### Your task
Quote each line of the material verbatim, without the pictures.

### Extracted records
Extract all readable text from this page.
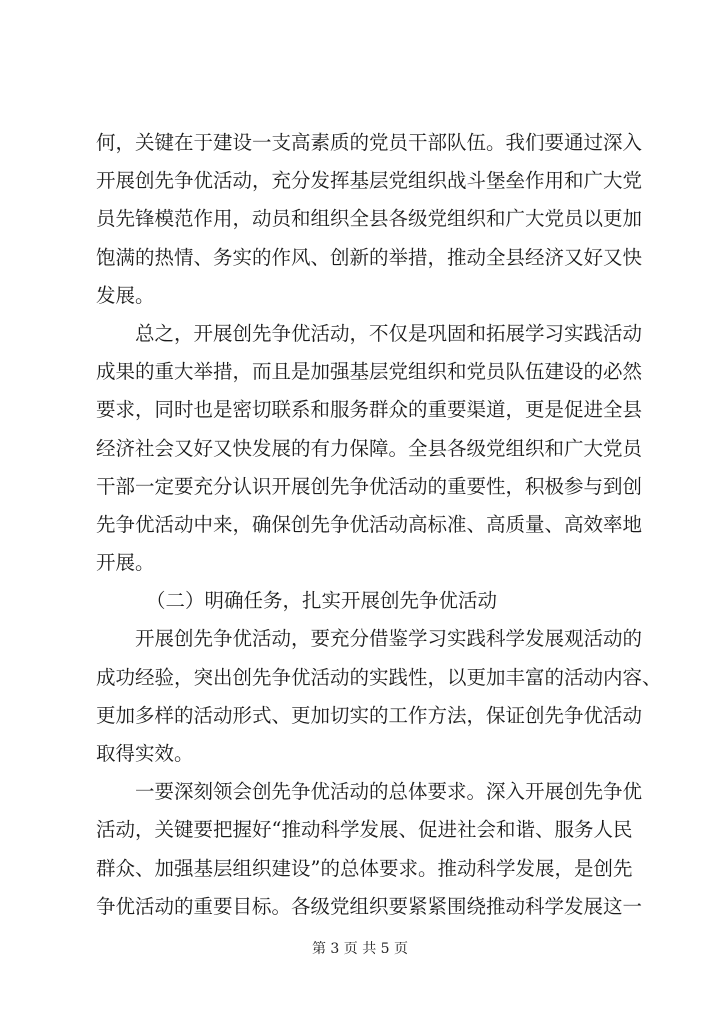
何，关键在于建设一支高素质的党员干部队伍。我们要通过深入
开展创先争优活动，充分发挥基层党组织战斗堡垒作用和广大党
员先锋模范作用，动员和组织全县各级党组织和广大党员以更加
饱满的热情、务实的作风、创新的举措，推动全县经济又好又快
发展。
总之，开展创先争优活动，不仅是巩固和拓展学习实践活动
成果的重大举措，而且是加强基层党组织和党员队伍建设的必然
要求，同时也是密切联系和服务群众的重要渠道，更是促进全县
经济社会又好又快发展的有力保障。全县各级党组织和广大党员
干部一定要充分认识开展创先争优活动的重要性，积极参与到创
先争优活动中来，确保创先争优活动高标准、高质量、高效率地
开展。
（二）明确任务，扎实开展创先争优活动
开展创先争优活动，要充分借鉴学习实践科学发展观活动的
成功经验，突出创先争优活动的实践性，以更加丰富的活动内容、
更加多样的活动形式、更加切实的工作方法，保证创先争优活动
取得实效。
一要深刻领会创先争优活动的总体要求。深入开展创先争优
活动，关键要把握好“推动科学发展、促进社会和谐、服务人民
群众、加强基层组织建设”的总体要求。推动科学发展，是创先
争优活动的重要目标。各级党组织要紧紧围绕推动科学发展这一
第 3 页 共 5 页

### Output
Extract all readable text from this page.
何，关键在于建设一支高素质的党员干部队伍。我们要通过深入
开展创先争优活动，充分发挥基层党组织战斗堡垒作用和广大党
员先锋模范作用，动员和组织全县各级党组织和广大党员以更加
饱满的热情、务实的作风、创新的举措，推动全县经济又好又快
发展。
总之，开展创先争优活动，不仅是巩固和拓展学习实践活动
成果的重大举措，而且是加强基层党组织和党员队伍建设的必然
要求，同时也是密切联系和服务群众的重要渠道，更是促进全县
经济社会又好又快发展的有力保障。全县各级党组织和广大党员
干部一定要充分认识开展创先争优活动的重要性，积极参与到创
先争优活动中来，确保创先争优活动高标准、高质量、高效率地
开展。
（二）明确任务，扎实开展创先争优活动
开展创先争优活动，要充分借鉴学习实践科学发展观活动的
成功经验，突出创先争优活动的实践性，以更加丰富的活动内容、
更加多样的活动形式、更加切实的工作方法，保证创先争优活动
取得实效。
一要深刻领会创先争优活动的总体要求。深入开展创先争优
活动，关键要把握好“推动科学发展、促进社会和谐、服务人民
群众、加强基层组织建设”的总体要求。推动科学发展，是创先
争优活动的重要目标。各级党组织要紧紧围绕推动科学发展这一
第 3 页 共 5 页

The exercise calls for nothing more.